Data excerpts

++++++++++

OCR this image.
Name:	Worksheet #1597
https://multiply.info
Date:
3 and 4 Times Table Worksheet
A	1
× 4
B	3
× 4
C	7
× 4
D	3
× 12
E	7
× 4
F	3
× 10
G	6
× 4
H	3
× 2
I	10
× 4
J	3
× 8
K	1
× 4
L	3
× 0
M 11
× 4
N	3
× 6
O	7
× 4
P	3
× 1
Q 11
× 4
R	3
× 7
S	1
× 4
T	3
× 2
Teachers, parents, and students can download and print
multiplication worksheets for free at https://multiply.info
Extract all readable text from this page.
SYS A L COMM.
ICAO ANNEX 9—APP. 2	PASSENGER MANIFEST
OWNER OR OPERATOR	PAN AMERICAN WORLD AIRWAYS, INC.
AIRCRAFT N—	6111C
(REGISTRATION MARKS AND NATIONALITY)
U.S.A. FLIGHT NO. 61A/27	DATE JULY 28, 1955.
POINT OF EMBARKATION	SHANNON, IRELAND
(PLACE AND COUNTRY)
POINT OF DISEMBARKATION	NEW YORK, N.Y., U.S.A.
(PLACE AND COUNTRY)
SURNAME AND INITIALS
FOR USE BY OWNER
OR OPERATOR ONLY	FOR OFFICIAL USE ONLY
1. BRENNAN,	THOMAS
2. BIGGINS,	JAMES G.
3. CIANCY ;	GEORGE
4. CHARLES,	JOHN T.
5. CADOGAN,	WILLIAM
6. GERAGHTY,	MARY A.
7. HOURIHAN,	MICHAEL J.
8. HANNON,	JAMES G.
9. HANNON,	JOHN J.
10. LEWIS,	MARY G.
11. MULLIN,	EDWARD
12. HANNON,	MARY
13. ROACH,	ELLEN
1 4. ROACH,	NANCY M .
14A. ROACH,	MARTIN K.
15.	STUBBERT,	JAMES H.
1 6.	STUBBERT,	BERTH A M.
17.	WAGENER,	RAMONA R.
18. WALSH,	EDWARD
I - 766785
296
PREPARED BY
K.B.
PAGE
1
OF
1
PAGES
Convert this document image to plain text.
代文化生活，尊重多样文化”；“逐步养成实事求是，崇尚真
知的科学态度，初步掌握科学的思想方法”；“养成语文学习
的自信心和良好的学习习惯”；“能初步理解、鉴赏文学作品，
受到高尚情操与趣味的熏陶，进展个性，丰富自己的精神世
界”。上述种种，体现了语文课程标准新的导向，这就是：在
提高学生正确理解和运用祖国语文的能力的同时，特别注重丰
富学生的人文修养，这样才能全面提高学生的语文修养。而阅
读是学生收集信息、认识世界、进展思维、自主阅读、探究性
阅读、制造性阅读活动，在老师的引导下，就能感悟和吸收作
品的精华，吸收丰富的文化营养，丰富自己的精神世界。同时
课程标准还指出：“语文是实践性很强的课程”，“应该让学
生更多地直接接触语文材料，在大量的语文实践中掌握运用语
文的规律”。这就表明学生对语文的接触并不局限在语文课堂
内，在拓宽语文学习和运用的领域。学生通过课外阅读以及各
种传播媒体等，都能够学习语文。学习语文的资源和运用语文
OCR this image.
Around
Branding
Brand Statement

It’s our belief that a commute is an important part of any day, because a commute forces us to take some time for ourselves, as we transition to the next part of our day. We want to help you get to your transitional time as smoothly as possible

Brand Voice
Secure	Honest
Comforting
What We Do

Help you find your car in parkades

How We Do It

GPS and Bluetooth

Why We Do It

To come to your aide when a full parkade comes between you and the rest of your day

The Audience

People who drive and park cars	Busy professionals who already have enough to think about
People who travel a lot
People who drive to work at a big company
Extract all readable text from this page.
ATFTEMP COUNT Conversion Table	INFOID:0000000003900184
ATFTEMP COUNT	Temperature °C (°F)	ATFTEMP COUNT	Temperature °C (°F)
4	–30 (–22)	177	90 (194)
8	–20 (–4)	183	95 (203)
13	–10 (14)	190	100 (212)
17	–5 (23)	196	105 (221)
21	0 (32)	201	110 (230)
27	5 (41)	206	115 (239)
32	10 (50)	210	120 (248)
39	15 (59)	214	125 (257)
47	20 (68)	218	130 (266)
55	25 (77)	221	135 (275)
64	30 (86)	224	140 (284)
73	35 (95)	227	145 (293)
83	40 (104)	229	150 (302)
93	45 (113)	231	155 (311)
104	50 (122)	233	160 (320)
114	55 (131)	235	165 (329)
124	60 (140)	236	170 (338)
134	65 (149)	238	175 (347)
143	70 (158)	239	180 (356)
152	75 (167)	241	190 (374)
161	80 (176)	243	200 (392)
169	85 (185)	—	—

++++++++++

> Task
Transcribe all lines as written.

> Reply to the task
OCR this image.
Name:	Worksheet #1597
https://multiply.info
Date:
3 and 4 Times Table Worksheet
A	1
× 4
B	3
× 4
C	7
× 4
D	3
× 12
E	7
× 4
F	3
× 10
G	6
× 4
H	3
× 2
I	10
× 4
J	3
× 8
K	1
× 4
L	3
× 0
M 11
× 4
N	3
× 6
O	7
× 4
P	3
× 1
Q 11
× 4
R	3
× 7
S	1
× 4
T	3
× 2
Teachers, parents, and students can download and print
multiplication worksheets for free at https://multiply.info
Extract all readable text from this page.
SYS A L COMM.
ICAO ANNEX 9—APP. 2	PASSENGER MANIFEST
OWNER OR OPERATOR	PAN AMERICAN WORLD AIRWAYS, INC.
AIRCRAFT N—	6111C
(REGISTRATION MARKS AND NATIONALITY)
U.S.A. FLIGHT NO. 61A/27	DATE JULY 28, 1955.
POINT OF EMBARKATION	SHANNON, IRELAND
(PLACE AND COUNTRY)
POINT OF DISEMBARKATION	NEW YORK, N.Y., U.S.A.
(PLACE AND COUNTRY)
SURNAME AND INITIALS
FOR USE BY OWNER
OR OPERATOR ONLY	FOR OFFICIAL USE ONLY
1. BRENNAN,	THOMAS
2. BIGGINS,	JAMES G.
3. CIANCY ;	GEORGE
4. CHARLES,	JOHN T.
5. CADOGAN,	WILLIAM
6. GERAGHTY,	MARY A.
7. HOURIHAN,	MICHAEL J.
8. HANNON,	JAMES G.
9. HANNON,	JOHN J.
10. LEWIS,	MARY G.
11. MULLIN,	EDWARD
12. HANNON,	MARY
13. ROACH,	ELLEN
1 4. ROACH,	NANCY M .
14A. ROACH,	MARTIN K.
15.	STUBBERT,	JAMES H.
1 6.	STUBBERT,	BERTH A M.
17.	WAGENER,	RAMONA R.
18. WALSH,	EDWARD
I - 766785
296
PREPARED BY
K.B.
PAGE
1
OF
1
PAGES
Convert this document image to plain text.
代文化生活，尊重多样文化”；“逐步养成实事求是，崇尚真
知的科学态度，初步掌握科学的思想方法”；“养成语文学习
的自信心和良好的学习习惯”；“能初步理解、鉴赏文学作品，
受到高尚情操与趣味的熏陶，进展个性，丰富自己的精神世
界”。上述种种，体现了语文课程标准新的导向，这就是：在
提高学生正确理解和运用祖国语文的能力的同时，特别注重丰
富学生的人文修养，这样才能全面提高学生的语文修养。而阅
读是学生收集信息、认识世界、进展思维、自主阅读、探究性
阅读、制造性阅读活动，在老师的引导下，就能感悟和吸收作
品的精华，吸收丰富的文化营养，丰富自己的精神世界。同时
课程标准还指出：“语文是实践性很强的课程”，“应该让学
生更多地直接接触语文材料，在大量的语文实践中掌握运用语
文的规律”。这就表明学生对语文的接触并不局限在语文课堂
内，在拓宽语文学习和运用的领域。学生通过课外阅读以及各
种传播媒体等，都能够学习语文。学习语文的资源和运用语文
OCR this image.
Around
Branding
Brand Statement

It’s our belief that a commute is an important part of any day, because a commute forces us to take some time for ourselves, as we transition to the next part of our day. We want to help you get to your transitional time as smoothly as possible

Brand Voice
Secure	Honest
Comforting
What We Do

Help you find your car in parkades

How We Do It

GPS and Bluetooth

Why We Do It

To come to your aide when a full parkade comes between you and the rest of your day

The Audience

People who drive and park cars	Busy professionals who already have enough to think about
People who travel a lot
People who drive to work at a big company
Extract all readable text from this page.
ATFTEMP COUNT Conversion Table	INFOID:0000000003900184
ATFTEMP COUNT	Temperature °C (°F)	ATFTEMP COUNT	Temperature °C (°F)
4	–30 (–22)	177	90 (194)
8	–20 (–4)	183	95 (203)
13	–10 (14)	190	100 (212)
17	–5 (23)	196	105 (221)
21	0 (32)	201	110 (230)
27	5 (41)	206	115 (239)
32	10 (50)	210	120 (248)
39	15 (59)	214	125 (257)
47	20 (68)	218	130 (266)
55	25 (77)	221	135 (275)
64	30 (86)	224	140 (284)
73	35 (95)	227	145 (293)
83	40 (104)	229	150 (302)
93	45 (113)	231	155 (311)
104	50 (122)	233	160 (320)
114	55 (131)	235	165 (329)
124	60 (140)	236	170 (338)
134	65 (149)	238	175 (347)
143	70 (158)	239	180 (356)
152	75 (167)	241	190 (374)
161	80 (176)	243	200 (392)
169	85 (185)	—	—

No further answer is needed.